REQUIRED WORK: Restate the whole of the material. Keep every word, and drop the pictures.
--- Start of SUPPLIED DATA ---
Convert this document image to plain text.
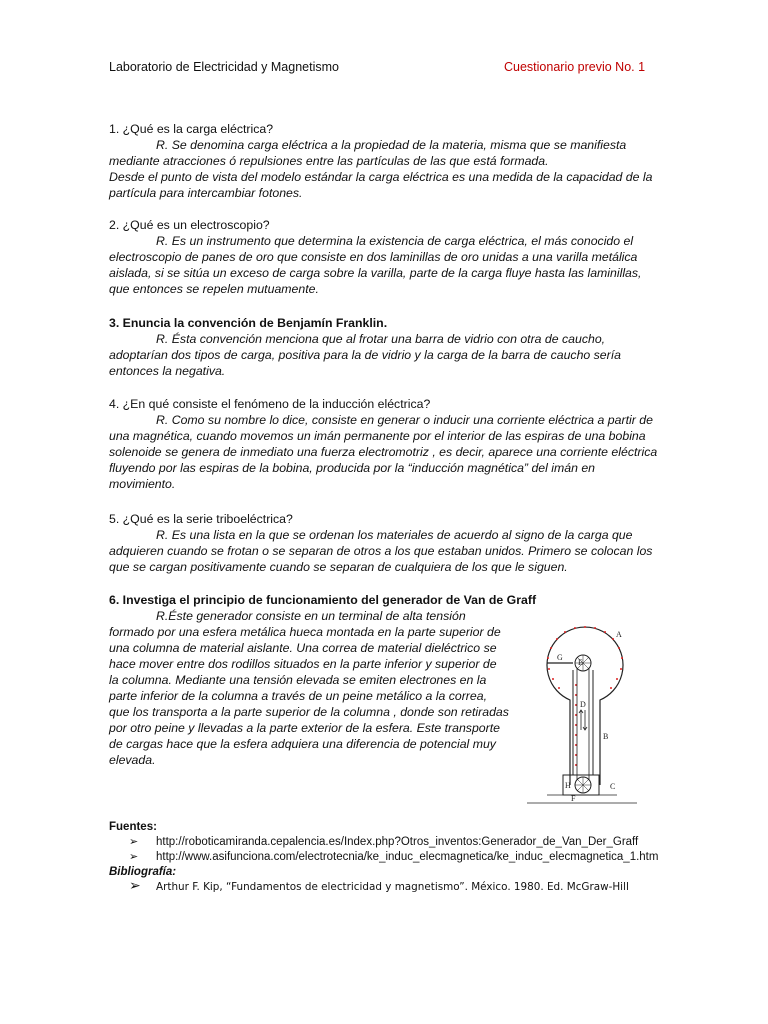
Laboratorio de Electricidad y Magnetismo	Cuestionario previo No. 1
1. ¿Qué es la carga eléctrica?
R. Se denomina carga eléctrica a la propiedad de la materia, misma que se manifiesta mediante atracciones ó repulsiones entre las partículas de las que está formada.
Desde el punto de vista del modelo estándar la carga eléctrica es una medida de la capacidad de la partícula para intercambiar fotones.
2. ¿Qué es un electroscopio?
R. Es un instrumento que determina la existencia de carga eléctrica, el más conocido el electroscopio de panes de oro que consiste en dos laminillas de oro unidas a una varilla metálica aislada, si se sitúa un exceso de carga sobre la varilla, parte de la carga fluye hasta las laminillas, que entonces se repelen mutuamente.
3. Enuncia la convención de Benjamín Franklin.
R. Ésta convención menciona que al frotar una barra de vidrio con otra de caucho, adoptarían dos tipos de carga, positiva para la de vidrio y la carga de la barra de caucho sería entonces la negativa.
4. ¿En qué consiste el fenómeno de la inducción eléctrica?
R. Como su nombre lo dice, consiste en generar o inducir una corriente eléctrica a partir de una magnética, cuando movemos un imán permanente por el interior de las espiras de una bobina solenoide se genera de inmediato una fuerza electromotriz , es decir, aparece una corriente eléctrica fluyendo por las espiras de la bobina, producida por la “inducción magnética” del imán en movimiento.
5. ¿Qué es la serie triboeléctrica?
R. Es una lista en la que se ordenan los materiales de acuerdo al signo de la carga que adquieren cuando se frotan o se separan de otros a los que estaban unidos. Primero se colocan los que se cargan positivamente cuando se separan de cualquiera de los que le siguen.
6. Investiga el principio de funcionamiento del generador de Van de Graff
R.Éste generador consiste en un terminal de alta tensión formado por una esfera metálica hueca montada en la parte superior de una columna de material aislante. Una correa de material dieléctrico se hace mover entre dos rodillos situados en la parte inferior y superior de la columna. Mediante una tensión elevada se emiten electrones en la parte inferior de la columna a través de un peine metálico a la correa, que los transporta a la parte superior de la columna , donde son retiradas por otro peine y llevadas a la parte exterior de la esfera. Este transporte de cargas hace que la esfera adquiera una diferencia de potencial muy elevada.
A
B
C
D
E
F
G
H
Fuentes:
➢ http://roboticamiranda.cepalencia.es/Index.php?Otros_inventos:Generador_de_Van_Der_Graff
➢ http://www.asifunciona.com/electrotecnia/ke_induc_elecmagnetica/ke_induc_elecmagnetica_1.htm
Bibliografía:
➢ Arthur F. Kip, “Fundamentos de electricidad y magnetismo”. México. 1980. Ed. McGraw-Hill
--- End of SUPPLIED DATA ---
EXERCISE RESPONSE:
Convert this document image to plain text.
Laboratorio de Electricidad y Magnetismo	Cuestionario previo No. 1
1. ¿Qué es la carga eléctrica?
R. Se denomina carga eléctrica a la propiedad de la materia, misma que se manifiesta mediante atracciones ó repulsiones entre las partículas de las que está formada.
Desde el punto de vista del modelo estándar la carga eléctrica es una medida de la capacidad de la partícula para intercambiar fotones.
2. ¿Qué es un electroscopio?
R. Es un instrumento que determina la existencia de carga eléctrica, el más conocido el electroscopio de panes de oro que consiste en dos laminillas de oro unidas a una varilla metálica aislada, si se sitúa un exceso de carga sobre la varilla, parte de la carga fluye hasta las laminillas, que entonces se repelen mutuamente.
3. Enuncia la convención de Benjamín Franklin.
R. Ésta convención menciona que al frotar una barra de vidrio con otra de caucho, adoptarían dos tipos de carga, positiva para la de vidrio y la carga de la barra de caucho sería entonces la negativa.
4. ¿En qué consiste el fenómeno de la inducción eléctrica?
R. Como su nombre lo dice, consiste en generar o inducir una corriente eléctrica a partir de una magnética, cuando movemos un imán permanente por el interior de las espiras de una bobina solenoide se genera de inmediato una fuerza electromotriz , es decir, aparece una corriente eléctrica fluyendo por las espiras de la bobina, producida por la “inducción magnética” del imán en movimiento.
5. ¿Qué es la serie triboeléctrica?
R. Es una lista en la que se ordenan los materiales de acuerdo al signo de la carga que adquieren cuando se frotan o se separan de otros a los que estaban unidos. Primero se colocan los que se cargan positivamente cuando se separan de cualquiera de los que le siguen.
6. Investiga el principio de funcionamiento del generador de Van de Graff
R.Éste generador consiste en un terminal de alta tensión formado por una esfera metálica hueca montada en la parte superior de una columna de material aislante. Una correa de material dieléctrico se hace mover entre dos rodillos situados en la parte inferior y superior de la columna. Mediante una tensión elevada se emiten electrones en la parte inferior de la columna a través de un peine metálico a la correa, que los transporta a la parte superior de la columna , donde son retiradas por otro peine y llevadas a la parte exterior de la esfera. Este transporte de cargas hace que la esfera adquiera una diferencia de potencial muy elevada.
A
B
C
D
E
F
G
H
Fuentes:
➢ http://roboticamiranda.cepalencia.es/Index.php?Otros_inventos:Generador_de_Van_Der_Graff
➢ http://www.asifunciona.com/electrotecnia/ke_induc_elecmagnetica/ke_induc_elecmagnetica_1.htm
Bibliografía:
➢ Arthur F. Kip, “Fundamentos de electricidad y magnetismo”. México. 1980. Ed. McGraw-Hill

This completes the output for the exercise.